■ **What is asked**:
Please print every record below exactly as it appears.

■ **Provided data**:
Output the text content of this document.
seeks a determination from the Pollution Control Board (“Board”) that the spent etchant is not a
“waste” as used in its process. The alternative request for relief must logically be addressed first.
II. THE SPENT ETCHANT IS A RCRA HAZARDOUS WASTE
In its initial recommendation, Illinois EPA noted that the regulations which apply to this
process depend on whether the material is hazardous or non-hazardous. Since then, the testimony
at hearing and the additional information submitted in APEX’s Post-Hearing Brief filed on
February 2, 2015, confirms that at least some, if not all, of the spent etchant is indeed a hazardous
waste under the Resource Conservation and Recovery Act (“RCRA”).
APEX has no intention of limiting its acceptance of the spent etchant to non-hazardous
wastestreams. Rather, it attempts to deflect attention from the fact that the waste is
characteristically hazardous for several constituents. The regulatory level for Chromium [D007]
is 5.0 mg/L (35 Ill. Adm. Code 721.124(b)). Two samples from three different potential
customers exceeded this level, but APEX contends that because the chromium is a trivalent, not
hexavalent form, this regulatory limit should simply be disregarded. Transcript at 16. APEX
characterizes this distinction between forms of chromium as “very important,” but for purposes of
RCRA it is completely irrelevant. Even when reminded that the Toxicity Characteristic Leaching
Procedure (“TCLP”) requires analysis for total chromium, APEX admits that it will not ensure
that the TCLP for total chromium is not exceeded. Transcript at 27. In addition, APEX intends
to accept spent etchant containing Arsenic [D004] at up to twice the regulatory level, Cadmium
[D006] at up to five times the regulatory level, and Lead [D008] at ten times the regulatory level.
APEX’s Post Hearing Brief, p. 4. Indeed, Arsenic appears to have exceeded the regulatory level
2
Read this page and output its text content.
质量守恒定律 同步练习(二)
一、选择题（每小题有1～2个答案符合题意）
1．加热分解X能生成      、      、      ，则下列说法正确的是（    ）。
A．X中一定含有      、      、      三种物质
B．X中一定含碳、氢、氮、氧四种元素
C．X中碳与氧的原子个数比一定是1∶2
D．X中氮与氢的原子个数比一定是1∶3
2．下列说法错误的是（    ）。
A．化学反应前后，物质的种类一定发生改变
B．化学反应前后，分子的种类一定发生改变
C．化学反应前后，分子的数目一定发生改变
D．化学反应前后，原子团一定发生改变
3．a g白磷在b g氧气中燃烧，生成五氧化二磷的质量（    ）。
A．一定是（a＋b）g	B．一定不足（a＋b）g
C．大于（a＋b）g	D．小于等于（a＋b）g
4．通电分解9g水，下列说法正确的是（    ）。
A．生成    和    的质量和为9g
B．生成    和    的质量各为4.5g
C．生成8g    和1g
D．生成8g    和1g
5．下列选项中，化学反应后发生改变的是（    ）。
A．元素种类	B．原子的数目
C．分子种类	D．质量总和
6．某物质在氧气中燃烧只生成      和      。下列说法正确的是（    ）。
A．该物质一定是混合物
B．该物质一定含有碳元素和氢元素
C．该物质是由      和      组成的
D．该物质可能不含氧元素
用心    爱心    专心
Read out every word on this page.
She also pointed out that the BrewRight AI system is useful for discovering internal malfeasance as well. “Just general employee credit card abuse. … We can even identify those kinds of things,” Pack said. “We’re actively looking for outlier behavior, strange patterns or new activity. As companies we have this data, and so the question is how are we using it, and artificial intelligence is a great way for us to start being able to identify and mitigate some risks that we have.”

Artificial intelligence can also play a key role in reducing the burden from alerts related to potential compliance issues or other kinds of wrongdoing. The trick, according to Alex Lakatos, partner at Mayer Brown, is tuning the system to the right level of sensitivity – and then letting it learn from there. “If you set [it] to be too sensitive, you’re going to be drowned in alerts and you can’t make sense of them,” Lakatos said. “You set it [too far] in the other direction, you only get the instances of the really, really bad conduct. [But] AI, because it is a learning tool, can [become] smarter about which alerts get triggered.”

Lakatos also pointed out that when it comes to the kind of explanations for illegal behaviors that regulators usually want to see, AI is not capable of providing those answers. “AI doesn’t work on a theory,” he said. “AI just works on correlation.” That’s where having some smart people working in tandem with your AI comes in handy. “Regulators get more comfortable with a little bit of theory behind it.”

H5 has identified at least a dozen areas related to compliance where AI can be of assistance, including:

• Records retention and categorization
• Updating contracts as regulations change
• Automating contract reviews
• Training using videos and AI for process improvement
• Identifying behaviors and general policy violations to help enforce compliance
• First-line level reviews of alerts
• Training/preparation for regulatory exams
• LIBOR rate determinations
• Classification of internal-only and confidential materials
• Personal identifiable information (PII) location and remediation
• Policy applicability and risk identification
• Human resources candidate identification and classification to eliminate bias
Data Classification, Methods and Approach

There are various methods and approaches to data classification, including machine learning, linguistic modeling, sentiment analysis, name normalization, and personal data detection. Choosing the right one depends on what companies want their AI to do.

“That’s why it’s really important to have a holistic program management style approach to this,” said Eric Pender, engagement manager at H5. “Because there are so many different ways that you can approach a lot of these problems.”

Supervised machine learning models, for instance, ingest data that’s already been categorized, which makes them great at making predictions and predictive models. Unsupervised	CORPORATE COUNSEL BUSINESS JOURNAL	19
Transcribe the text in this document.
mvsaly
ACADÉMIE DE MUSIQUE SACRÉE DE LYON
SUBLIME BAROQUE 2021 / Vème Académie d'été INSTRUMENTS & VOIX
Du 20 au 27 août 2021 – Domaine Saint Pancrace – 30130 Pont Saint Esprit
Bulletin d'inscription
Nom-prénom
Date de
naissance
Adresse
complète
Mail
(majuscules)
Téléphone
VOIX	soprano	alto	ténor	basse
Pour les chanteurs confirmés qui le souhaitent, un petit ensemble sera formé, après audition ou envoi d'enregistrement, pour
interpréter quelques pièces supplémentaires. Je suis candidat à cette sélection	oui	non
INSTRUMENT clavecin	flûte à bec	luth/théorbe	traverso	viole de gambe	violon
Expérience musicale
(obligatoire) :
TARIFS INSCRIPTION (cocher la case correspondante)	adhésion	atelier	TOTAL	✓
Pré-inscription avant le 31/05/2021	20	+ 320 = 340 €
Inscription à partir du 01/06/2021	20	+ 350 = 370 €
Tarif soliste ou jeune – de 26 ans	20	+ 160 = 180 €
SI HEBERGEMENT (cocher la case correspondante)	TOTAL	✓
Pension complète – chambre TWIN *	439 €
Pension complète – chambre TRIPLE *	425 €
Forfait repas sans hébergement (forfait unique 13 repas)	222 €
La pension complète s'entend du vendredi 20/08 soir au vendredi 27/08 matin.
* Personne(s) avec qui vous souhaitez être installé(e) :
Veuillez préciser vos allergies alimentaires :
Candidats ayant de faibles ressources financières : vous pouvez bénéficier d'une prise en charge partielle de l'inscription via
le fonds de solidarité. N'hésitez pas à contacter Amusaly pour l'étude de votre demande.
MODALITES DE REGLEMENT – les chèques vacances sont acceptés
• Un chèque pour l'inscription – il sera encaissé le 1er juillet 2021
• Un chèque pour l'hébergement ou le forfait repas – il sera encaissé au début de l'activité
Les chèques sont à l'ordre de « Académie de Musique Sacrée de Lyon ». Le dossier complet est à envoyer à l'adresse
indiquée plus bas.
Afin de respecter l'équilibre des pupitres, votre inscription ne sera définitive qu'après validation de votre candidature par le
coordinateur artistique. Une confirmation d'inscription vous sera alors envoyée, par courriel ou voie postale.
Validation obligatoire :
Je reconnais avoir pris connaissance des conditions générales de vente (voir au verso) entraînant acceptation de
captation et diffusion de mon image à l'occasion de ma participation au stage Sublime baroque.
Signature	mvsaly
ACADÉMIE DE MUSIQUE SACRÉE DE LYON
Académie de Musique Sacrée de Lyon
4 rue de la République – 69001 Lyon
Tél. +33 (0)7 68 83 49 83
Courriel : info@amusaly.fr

■ **Answer for this exercise**:
Output the text content of this document.
seeks a determination from the Pollution Control Board (“Board”) that the spent etchant is not a
“waste” as used in its process. The alternative request for relief must logically be addressed first.
II. THE SPENT ETCHANT IS A RCRA HAZARDOUS WASTE
In its initial recommendation, Illinois EPA noted that the regulations which apply to this
process depend on whether the material is hazardous or non-hazardous. Since then, the testimony
at hearing and the additional information submitted in APEX’s Post-Hearing Brief filed on
February 2, 2015, confirms that at least some, if not all, of the spent etchant is indeed a hazardous
waste under the Resource Conservation and Recovery Act (“RCRA”).
APEX has no intention of limiting its acceptance of the spent etchant to non-hazardous
wastestreams. Rather, it attempts to deflect attention from the fact that the waste is
characteristically hazardous for several constituents. The regulatory level for Chromium [D007]
is 5.0 mg/L (35 Ill. Adm. Code 721.124(b)). Two samples from three different potential
customers exceeded this level, but APEX contends that because the chromium is a trivalent, not
hexavalent form, this regulatory limit should simply be disregarded. Transcript at 16. APEX
characterizes this distinction between forms of chromium as “very important,” but for purposes of
RCRA it is completely irrelevant. Even when reminded that the Toxicity Characteristic Leaching
Procedure (“TCLP”) requires analysis for total chromium, APEX admits that it will not ensure
that the TCLP for total chromium is not exceeded. Transcript at 27. In addition, APEX intends
to accept spent etchant containing Arsenic [D004] at up to twice the regulatory level, Cadmium
[D006] at up to five times the regulatory level, and Lead [D008] at ten times the regulatory level.
APEX’s Post Hearing Brief, p. 4. Indeed, Arsenic appears to have exceeded the regulatory level
2
Read this page and output its text content.
质量守恒定律 同步练习(二)
一、选择题（每小题有1～2个答案符合题意）
1．加热分解X能生成      、      、      ，则下列说法正确的是（    ）。
A．X中一定含有      、      、      三种物质
B．X中一定含碳、氢、氮、氧四种元素
C．X中碳与氧的原子个数比一定是1∶2
D．X中氮与氢的原子个数比一定是1∶3
2．下列说法错误的是（    ）。
A．化学反应前后，物质的种类一定发生改变
B．化学反应前后，分子的种类一定发生改变
C．化学反应前后，分子的数目一定发生改变
D．化学反应前后，原子团一定发生改变
3．a g白磷在b g氧气中燃烧，生成五氧化二磷的质量（    ）。
A．一定是（a＋b）g	B．一定不足（a＋b）g
C．大于（a＋b）g	D．小于等于（a＋b）g
4．通电分解9g水，下列说法正确的是（    ）。
A．生成    和    的质量和为9g
B．生成    和    的质量各为4.5g
C．生成8g    和1g
D．生成8g    和1g
5．下列选项中，化学反应后发生改变的是（    ）。
A．元素种类	B．原子的数目
C．分子种类	D．质量总和
6．某物质在氧气中燃烧只生成      和      。下列说法正确的是（    ）。
A．该物质一定是混合物
B．该物质一定含有碳元素和氢元素
C．该物质是由      和      组成的
D．该物质可能不含氧元素
用心    爱心    专心
Read out every word on this page.
She also pointed out that the BrewRight AI system is useful for discovering internal malfeasance as well. “Just general employee credit card abuse. … We can even identify those kinds of things,” Pack said. “We’re actively looking for outlier behavior, strange patterns or new activity. As companies we have this data, and so the question is how are we using it, and artificial intelligence is a great way for us to start being able to identify and mitigate some risks that we have.”

Artificial intelligence can also play a key role in reducing the burden from alerts related to potential compliance issues or other kinds of wrongdoing. The trick, according to Alex Lakatos, partner at Mayer Brown, is tuning the system to the right level of sensitivity – and then letting it learn from there. “If you set [it] to be too sensitive, you’re going to be drowned in alerts and you can’t make sense of them,” Lakatos said. “You set it [too far] in the other direction, you only get the instances of the really, really bad conduct. [But] AI, because it is a learning tool, can [become] smarter about which alerts get triggered.”

Lakatos also pointed out that when it comes to the kind of explanations for illegal behaviors that regulators usually want to see, AI is not capable of providing those answers. “AI doesn’t work on a theory,” he said. “AI just works on correlation.” That’s where having some smart people working in tandem with your AI comes in handy. “Regulators get more comfortable with a little bit of theory behind it.”

H5 has identified at least a dozen areas related to compliance where AI can be of assistance, including:

• Records retention and categorization
• Updating contracts as regulations change
• Automating contract reviews
• Training using videos and AI for process improvement
• Identifying behaviors and general policy violations to help enforce compliance
• First-line level reviews of alerts
• Training/preparation for regulatory exams
• LIBOR rate determinations
• Classification of internal-only and confidential materials
• Personal identifiable information (PII) location and remediation
• Policy applicability and risk identification
• Human resources candidate identification and classification to eliminate bias
Data Classification, Methods and Approach

There are various methods and approaches to data classification, including machine learning, linguistic modeling, sentiment analysis, name normalization, and personal data detection. Choosing the right one depends on what companies want their AI to do.

“That’s why it’s really important to have a holistic program management style approach to this,” said Eric Pender, engagement manager at H5. “Because there are so many different ways that you can approach a lot of these problems.”

Supervised machine learning models, for instance, ingest data that’s already been categorized, which makes them great at making predictions and predictive models. Unsupervised	CORPORATE COUNSEL BUSINESS JOURNAL	19
Transcribe the text in this document.
mvsaly
ACADÉMIE DE MUSIQUE SACRÉE DE LYON
SUBLIME BAROQUE 2021 / Vème Académie d'été INSTRUMENTS & VOIX
Du 20 au 27 août 2021 – Domaine Saint Pancrace – 30130 Pont Saint Esprit
Bulletin d'inscription
Nom-prénom
Date de
naissance
Adresse
complète
Mail
(majuscules)
Téléphone
VOIX	soprano	alto	ténor	basse
Pour les chanteurs confirmés qui le souhaitent, un petit ensemble sera formé, après audition ou envoi d'enregistrement, pour
interpréter quelques pièces supplémentaires. Je suis candidat à cette sélection	oui	non
INSTRUMENT clavecin	flûte à bec	luth/théorbe	traverso	viole de gambe	violon
Expérience musicale
(obligatoire) :
TARIFS INSCRIPTION (cocher la case correspondante)	adhésion	atelier	TOTAL	✓
Pré-inscription avant le 31/05/2021	20	+ 320 = 340 €
Inscription à partir du 01/06/2021	20	+ 350 = 370 €
Tarif soliste ou jeune – de 26 ans	20	+ 160 = 180 €
SI HEBERGEMENT (cocher la case correspondante)	TOTAL	✓
Pension complète – chambre TWIN *	439 €
Pension complète – chambre TRIPLE *	425 €
Forfait repas sans hébergement (forfait unique 13 repas)	222 €
La pension complète s'entend du vendredi 20/08 soir au vendredi 27/08 matin.
* Personne(s) avec qui vous souhaitez être installé(e) :
Veuillez préciser vos allergies alimentaires :
Candidats ayant de faibles ressources financières : vous pouvez bénéficier d'une prise en charge partielle de l'inscription via
le fonds de solidarité. N'hésitez pas à contacter Amusaly pour l'étude de votre demande.
MODALITES DE REGLEMENT – les chèques vacances sont acceptés
• Un chèque pour l'inscription – il sera encaissé le 1er juillet 2021
• Un chèque pour l'hébergement ou le forfait repas – il sera encaissé au début de l'activité
Les chèques sont à l'ordre de « Académie de Musique Sacrée de Lyon ». Le dossier complet est à envoyer à l'adresse
indiquée plus bas.
Afin de respecter l'équilibre des pupitres, votre inscription ne sera définitive qu'après validation de votre candidature par le
coordinateur artistique. Une confirmation d'inscription vous sera alors envoyée, par courriel ou voie postale.
Validation obligatoire :
Je reconnais avoir pris connaissance des conditions générales de vente (voir au verso) entraînant acceptation de
captation et diffusion de mon image à l'occasion de ma participation au stage Sublime baroque.
Signature	mvsaly
ACADÉMIE DE MUSIQUE SACRÉE DE LYON
Académie de Musique Sacrée de Lyon
4 rue de la République – 69001 Lyon
Tél. +33 (0)7 68 83 49 83
Courriel : info@amusaly.fr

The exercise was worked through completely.